--- start ---
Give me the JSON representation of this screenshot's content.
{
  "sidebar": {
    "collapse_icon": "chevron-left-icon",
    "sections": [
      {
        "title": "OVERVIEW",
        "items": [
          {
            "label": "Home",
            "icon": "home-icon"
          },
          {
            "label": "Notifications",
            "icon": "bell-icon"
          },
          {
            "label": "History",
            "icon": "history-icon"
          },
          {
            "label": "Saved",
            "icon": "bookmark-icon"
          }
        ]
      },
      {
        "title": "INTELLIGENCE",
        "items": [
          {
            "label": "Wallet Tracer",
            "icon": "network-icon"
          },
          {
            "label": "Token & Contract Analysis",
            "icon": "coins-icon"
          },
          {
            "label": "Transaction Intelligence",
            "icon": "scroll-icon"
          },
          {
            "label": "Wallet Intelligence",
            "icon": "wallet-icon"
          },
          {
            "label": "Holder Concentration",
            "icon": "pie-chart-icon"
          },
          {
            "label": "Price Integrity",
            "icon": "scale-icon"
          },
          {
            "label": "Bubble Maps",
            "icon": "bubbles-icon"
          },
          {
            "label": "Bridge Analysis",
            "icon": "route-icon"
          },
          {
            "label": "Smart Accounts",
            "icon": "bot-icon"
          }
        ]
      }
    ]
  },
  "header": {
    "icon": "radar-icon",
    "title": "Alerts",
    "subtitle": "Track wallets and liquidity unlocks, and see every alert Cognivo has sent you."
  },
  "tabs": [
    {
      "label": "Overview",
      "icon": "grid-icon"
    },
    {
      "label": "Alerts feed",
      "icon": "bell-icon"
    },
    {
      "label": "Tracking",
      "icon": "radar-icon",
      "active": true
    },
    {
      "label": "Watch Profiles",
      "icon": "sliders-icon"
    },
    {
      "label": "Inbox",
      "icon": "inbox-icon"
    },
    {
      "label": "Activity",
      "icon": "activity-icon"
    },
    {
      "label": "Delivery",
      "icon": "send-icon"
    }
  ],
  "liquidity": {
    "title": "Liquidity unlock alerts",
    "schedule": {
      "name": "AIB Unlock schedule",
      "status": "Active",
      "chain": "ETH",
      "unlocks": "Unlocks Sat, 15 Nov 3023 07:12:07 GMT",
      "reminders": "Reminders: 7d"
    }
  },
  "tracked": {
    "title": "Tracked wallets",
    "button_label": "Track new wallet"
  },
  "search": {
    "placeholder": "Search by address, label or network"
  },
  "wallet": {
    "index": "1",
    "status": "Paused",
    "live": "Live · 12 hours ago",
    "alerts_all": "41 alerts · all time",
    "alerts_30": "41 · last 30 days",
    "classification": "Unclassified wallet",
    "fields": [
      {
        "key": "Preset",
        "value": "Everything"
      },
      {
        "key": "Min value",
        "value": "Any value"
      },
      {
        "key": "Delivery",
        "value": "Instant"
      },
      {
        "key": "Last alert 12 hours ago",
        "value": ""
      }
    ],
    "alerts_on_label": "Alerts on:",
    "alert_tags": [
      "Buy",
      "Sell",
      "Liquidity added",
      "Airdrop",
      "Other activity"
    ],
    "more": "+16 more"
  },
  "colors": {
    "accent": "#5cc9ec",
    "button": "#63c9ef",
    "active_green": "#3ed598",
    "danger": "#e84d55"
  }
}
--- end ---
- Given request:
Copy out each record exactly as given, omitting none.

- Answer in full:
Give me the JSON representation of this screenshot's content.
{
  "sidebar": {
    "collapse_icon": "chevron-left-icon",
    "sections": [
      {
        "title": "OVERVIEW",
        "items": [
          {
            "label": "Home",
            "icon": "home-icon"
          },
          {
            "label": "Notifications",
            "icon": "bell-icon"
          },
          {
            "label": "History",
            "icon": "history-icon"
          },
          {
            "label": "Saved",
            "icon": "bookmark-icon"
          }
        ]
      },
      {
        "title": "INTELLIGENCE",
        "items": [
          {
            "label": "Wallet Tracer",
            "icon": "network-icon"
          },
          {
            "label": "Token & Contract Analysis",
            "icon": "coins-icon"
          },
          {
            "label": "Transaction Intelligence",
            "icon": "scroll-icon"
          },
          {
            "label": "Wallet Intelligence",
            "icon": "wallet-icon"
          },
          {
            "label": "Holder Concentration",
            "icon": "pie-chart-icon"
          },
          {
            "label": "Price Integrity",
            "icon": "scale-icon"
          },
          {
            "label": "Bubble Maps",
            "icon": "bubbles-icon"
          },
          {
            "label": "Bridge Analysis",
            "icon": "route-icon"
          },
          {
            "label": "Smart Accounts",
            "icon": "bot-icon"
          }
        ]
      }
    ]
  },
  "header": {
    "icon": "radar-icon",
    "title": "Alerts",
    "subtitle": "Track wallets and liquidity unlocks, and see every alert Cognivo has sent you."
  },
  "tabs": [
    {
      "label": "Overview",
      "icon": "grid-icon"
    },
    {
      "label": "Alerts feed",
      "icon": "bell-icon"
    },
    {
      "label": "Tracking",
      "icon": "radar-icon",
      "active": true
    },
    {
      "label": "Watch Profiles",
      "icon": "sliders-icon"
    },
    {
      "label": "Inbox",
      "icon": "inbox-icon"
    },
    {
      "label": "Activity",
      "icon": "activity-icon"
    },
    {
      "label": "Delivery",
      "icon": "send-icon"
    }
  ],
  "liquidity": {
    "title": "Liquidity unlock alerts",
    "schedule": {
      "name": "AIB Unlock schedule",
      "status": "Active",
      "chain": "ETH",
      "unlocks": "Unlocks Sat, 15 Nov 3023 07:12:07 GMT",
      "reminders": "Reminders: 7d"
    }
  },
  "tracked": {
    "title": "Tracked wallets",
    "button_label": "Track new wallet"
  },
  "search": {
    "placeholder": "Search by address, label or network"
  },
  "wallet": {
    "index": "1",
    "status": "Paused",
    "live": "Live · 12 hours ago",
    "alerts_all": "41 alerts · all time",
    "alerts_30": "41 · last 30 days",
    "classification": "Unclassified wallet",
    "fields": [
      {
        "key": "Preset",
        "value": "Everything"
      },
      {
        "key": "Min value",
        "value": "Any value"
      },
      {
        "key": "Delivery",
        "value": "Instant"
      },
      {
        "key": "Last alert 12 hours ago",
        "value": ""
      }
    ],
    "alerts_on_label": "Alerts on:",
    "alert_tags": [
      "Buy",
      "Sell",
      "Liquidity added",
      "Airdrop",
      "Other activity"
    ],
    "more": "+16 more"
  },
  "colors": {
    "accent": "#5cc9ec",
    "button": "#63c9ef",
    "active_green": "#3ed598",
    "danger": "#e84d55"
  }
}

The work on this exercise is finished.